### DESCRIPTION OF THE TASK
Tally the lines holding "Temperature" and state only that figure.

━━━━━ STORED DATA ━━━━━

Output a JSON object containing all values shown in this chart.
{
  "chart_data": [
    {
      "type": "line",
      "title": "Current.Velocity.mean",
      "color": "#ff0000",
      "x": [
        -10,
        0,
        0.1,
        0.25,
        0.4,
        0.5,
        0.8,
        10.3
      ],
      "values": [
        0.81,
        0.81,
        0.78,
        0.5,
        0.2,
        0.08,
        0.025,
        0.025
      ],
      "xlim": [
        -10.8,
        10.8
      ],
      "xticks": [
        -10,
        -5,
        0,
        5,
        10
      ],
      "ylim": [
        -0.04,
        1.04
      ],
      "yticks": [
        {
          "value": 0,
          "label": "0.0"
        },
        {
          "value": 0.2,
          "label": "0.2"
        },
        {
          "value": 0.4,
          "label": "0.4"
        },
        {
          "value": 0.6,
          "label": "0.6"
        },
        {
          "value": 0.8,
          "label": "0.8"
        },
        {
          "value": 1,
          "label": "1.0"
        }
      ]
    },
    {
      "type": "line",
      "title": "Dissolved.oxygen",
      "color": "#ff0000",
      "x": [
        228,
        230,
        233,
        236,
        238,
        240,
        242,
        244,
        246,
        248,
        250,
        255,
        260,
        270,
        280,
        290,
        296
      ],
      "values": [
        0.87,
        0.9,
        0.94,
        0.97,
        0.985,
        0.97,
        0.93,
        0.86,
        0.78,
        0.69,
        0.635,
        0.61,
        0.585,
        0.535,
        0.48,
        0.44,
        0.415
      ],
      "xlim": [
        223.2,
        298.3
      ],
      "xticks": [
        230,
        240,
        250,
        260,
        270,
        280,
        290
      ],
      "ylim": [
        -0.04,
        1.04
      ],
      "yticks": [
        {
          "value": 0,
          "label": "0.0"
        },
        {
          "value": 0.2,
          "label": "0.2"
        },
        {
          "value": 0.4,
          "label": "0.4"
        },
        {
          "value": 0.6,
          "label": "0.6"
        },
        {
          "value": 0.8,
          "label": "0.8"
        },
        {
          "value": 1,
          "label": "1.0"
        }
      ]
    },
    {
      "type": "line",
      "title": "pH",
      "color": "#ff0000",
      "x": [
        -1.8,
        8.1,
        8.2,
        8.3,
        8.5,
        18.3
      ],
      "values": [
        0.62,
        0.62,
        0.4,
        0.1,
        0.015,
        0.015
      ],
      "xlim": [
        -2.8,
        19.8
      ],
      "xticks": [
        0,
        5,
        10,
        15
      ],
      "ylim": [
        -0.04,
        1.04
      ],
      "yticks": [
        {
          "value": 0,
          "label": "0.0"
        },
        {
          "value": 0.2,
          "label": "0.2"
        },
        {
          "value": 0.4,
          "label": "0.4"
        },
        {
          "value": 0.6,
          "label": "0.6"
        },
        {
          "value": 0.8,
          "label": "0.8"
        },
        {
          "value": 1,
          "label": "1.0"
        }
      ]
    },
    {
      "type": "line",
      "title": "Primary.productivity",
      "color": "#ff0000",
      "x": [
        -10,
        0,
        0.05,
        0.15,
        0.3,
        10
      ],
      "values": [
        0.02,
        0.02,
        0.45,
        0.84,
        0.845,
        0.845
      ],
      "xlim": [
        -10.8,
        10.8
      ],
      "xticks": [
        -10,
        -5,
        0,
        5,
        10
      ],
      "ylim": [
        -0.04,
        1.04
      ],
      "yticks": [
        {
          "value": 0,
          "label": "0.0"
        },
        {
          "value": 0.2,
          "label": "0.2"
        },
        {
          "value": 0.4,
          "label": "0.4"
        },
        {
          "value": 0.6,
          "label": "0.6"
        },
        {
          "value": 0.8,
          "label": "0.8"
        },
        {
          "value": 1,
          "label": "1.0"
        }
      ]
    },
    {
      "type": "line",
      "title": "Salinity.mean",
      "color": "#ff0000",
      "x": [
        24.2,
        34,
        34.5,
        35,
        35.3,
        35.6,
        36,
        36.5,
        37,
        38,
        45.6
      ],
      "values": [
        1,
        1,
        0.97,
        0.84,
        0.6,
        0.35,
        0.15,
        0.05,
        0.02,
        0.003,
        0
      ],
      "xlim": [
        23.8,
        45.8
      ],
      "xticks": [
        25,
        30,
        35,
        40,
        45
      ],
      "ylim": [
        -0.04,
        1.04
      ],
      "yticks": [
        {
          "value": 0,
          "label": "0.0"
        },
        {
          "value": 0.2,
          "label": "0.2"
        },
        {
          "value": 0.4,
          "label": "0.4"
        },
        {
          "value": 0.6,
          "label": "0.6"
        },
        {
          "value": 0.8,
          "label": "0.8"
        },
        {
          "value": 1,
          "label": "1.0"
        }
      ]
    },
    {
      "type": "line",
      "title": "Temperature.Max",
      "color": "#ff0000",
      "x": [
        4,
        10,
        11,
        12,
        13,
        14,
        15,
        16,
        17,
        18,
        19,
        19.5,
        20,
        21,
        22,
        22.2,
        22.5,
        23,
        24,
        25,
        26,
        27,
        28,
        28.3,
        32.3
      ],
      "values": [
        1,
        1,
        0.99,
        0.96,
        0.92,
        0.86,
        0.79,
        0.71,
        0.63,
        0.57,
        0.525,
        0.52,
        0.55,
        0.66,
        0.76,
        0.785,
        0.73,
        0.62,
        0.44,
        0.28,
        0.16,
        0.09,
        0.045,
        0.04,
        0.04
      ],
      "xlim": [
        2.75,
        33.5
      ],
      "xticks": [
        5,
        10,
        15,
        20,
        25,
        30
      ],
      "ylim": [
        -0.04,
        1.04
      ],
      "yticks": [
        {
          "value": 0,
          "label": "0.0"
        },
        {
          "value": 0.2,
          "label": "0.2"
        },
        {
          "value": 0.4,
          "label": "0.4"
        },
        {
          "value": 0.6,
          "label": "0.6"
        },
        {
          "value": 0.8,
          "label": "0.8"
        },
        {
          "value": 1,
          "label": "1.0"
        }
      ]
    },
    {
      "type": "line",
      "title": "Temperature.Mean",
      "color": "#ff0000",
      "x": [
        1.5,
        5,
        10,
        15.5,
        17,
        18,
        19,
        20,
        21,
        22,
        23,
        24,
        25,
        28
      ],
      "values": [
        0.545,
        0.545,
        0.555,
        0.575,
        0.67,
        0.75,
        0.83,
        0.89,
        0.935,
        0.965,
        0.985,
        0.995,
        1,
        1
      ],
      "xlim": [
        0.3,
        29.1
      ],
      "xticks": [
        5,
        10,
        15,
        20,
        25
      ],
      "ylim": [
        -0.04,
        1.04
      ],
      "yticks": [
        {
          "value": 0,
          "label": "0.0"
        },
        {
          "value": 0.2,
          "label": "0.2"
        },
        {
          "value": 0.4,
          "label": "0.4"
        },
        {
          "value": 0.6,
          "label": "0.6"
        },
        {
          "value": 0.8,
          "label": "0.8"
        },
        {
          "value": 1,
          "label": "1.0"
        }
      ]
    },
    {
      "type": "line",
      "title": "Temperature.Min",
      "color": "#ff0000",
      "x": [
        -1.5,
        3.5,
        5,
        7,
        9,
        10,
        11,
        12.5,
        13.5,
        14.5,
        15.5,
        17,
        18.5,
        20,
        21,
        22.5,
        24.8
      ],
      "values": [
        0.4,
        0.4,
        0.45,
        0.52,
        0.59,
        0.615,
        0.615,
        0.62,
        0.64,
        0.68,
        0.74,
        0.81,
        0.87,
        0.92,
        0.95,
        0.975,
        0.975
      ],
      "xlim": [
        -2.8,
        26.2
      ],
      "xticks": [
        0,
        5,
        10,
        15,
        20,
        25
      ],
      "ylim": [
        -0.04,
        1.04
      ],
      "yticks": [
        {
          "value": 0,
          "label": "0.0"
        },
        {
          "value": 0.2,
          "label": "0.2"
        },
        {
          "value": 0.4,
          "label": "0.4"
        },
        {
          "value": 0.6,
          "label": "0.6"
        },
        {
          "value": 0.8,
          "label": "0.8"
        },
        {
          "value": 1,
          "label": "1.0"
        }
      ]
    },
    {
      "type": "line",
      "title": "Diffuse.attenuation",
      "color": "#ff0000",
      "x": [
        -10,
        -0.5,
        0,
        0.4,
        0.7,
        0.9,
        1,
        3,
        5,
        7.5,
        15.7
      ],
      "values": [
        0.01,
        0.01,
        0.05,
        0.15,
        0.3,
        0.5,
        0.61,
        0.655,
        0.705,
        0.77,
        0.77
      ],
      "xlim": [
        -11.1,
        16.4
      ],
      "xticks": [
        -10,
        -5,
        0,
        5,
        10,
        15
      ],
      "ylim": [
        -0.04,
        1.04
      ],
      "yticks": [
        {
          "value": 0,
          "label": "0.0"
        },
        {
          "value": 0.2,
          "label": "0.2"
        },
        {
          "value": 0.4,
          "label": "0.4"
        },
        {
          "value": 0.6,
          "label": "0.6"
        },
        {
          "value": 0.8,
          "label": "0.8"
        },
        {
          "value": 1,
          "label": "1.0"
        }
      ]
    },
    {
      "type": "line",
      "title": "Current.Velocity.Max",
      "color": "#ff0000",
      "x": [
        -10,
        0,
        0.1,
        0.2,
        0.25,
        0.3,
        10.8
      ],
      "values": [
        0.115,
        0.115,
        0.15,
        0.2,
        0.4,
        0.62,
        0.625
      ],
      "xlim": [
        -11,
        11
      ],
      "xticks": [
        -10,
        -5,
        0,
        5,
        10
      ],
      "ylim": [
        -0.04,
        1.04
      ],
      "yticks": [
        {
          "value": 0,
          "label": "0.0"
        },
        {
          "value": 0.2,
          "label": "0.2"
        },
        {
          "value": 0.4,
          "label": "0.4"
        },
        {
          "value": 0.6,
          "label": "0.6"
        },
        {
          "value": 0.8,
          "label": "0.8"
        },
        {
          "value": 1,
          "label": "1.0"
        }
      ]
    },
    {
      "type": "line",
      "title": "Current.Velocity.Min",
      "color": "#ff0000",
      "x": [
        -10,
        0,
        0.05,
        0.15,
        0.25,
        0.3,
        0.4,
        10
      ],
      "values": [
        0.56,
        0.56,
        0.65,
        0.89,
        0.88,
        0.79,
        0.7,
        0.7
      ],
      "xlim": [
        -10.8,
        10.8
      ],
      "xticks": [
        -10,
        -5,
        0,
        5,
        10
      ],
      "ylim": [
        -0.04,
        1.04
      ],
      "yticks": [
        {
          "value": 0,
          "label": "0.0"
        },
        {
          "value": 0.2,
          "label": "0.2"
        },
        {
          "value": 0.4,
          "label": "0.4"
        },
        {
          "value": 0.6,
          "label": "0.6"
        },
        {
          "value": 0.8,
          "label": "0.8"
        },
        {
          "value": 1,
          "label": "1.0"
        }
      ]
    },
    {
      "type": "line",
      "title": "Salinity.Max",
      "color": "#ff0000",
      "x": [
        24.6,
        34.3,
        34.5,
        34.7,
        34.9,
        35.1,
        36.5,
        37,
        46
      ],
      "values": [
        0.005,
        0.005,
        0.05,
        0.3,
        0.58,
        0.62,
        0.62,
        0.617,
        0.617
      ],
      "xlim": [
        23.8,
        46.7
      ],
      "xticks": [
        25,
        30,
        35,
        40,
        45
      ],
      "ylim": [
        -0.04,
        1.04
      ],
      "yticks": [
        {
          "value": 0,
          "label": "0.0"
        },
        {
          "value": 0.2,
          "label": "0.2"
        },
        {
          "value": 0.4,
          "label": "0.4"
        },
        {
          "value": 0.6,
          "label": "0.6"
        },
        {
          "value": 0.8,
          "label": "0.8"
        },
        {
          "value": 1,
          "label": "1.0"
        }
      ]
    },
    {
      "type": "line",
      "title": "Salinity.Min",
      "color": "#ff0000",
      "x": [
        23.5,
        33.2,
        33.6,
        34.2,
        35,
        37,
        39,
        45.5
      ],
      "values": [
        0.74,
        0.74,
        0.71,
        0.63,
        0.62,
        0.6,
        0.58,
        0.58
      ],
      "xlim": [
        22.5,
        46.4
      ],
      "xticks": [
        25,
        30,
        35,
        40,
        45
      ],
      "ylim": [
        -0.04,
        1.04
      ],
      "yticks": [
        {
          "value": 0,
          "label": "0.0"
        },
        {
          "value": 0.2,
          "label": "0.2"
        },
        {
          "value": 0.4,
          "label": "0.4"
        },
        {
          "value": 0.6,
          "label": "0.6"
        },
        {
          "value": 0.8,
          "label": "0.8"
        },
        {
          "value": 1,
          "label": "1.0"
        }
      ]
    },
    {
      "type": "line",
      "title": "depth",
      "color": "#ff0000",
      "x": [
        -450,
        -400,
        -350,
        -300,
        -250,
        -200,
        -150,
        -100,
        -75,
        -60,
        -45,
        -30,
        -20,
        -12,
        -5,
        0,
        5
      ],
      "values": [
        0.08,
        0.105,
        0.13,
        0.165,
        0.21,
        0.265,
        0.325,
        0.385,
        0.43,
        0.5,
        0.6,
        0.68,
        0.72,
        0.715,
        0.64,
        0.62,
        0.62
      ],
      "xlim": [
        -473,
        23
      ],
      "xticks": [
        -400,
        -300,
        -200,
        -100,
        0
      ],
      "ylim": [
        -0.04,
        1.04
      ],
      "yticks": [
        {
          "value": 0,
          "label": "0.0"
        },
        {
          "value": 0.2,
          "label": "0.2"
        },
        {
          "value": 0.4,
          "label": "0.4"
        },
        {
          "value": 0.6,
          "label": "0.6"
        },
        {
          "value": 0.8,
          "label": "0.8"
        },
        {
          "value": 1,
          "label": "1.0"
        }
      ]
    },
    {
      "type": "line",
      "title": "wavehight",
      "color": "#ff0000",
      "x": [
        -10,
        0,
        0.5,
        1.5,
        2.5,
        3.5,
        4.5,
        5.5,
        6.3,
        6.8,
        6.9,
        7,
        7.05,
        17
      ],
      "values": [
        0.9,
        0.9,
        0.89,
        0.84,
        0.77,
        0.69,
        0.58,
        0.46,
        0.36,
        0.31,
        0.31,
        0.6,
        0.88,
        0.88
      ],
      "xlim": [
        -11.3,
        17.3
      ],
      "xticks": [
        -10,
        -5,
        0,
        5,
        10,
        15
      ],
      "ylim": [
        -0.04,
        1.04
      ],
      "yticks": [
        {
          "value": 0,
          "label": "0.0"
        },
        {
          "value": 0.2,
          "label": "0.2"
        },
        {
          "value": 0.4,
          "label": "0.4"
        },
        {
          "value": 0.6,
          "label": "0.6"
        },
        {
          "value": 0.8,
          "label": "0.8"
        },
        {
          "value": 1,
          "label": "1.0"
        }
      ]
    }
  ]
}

━━━━━

### ANSWER BELOW
3